### [Task statement]
Locate the lines that hold the string "this". Copy every such line.

### [Records]
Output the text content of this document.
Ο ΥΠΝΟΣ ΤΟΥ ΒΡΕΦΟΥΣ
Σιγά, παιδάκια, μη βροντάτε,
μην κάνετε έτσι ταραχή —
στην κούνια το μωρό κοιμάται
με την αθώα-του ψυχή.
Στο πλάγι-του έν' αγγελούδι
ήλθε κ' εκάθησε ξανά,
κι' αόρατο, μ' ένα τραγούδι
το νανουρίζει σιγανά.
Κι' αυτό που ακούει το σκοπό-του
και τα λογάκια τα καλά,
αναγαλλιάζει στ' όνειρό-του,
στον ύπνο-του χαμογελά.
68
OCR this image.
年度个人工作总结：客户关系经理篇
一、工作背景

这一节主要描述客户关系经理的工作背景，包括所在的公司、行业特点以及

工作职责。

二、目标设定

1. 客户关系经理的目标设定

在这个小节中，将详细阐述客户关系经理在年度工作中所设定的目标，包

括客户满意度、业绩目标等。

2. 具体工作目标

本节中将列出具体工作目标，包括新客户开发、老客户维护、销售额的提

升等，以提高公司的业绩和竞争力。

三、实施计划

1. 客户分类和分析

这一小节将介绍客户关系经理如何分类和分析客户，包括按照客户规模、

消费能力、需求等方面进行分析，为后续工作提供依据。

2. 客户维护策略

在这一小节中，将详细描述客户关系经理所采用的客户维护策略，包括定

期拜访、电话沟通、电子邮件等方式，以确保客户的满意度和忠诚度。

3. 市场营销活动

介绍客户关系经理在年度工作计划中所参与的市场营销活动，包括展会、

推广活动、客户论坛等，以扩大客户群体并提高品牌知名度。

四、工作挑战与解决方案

### [Solved problem]
Output the text content of this document.
OCR this image.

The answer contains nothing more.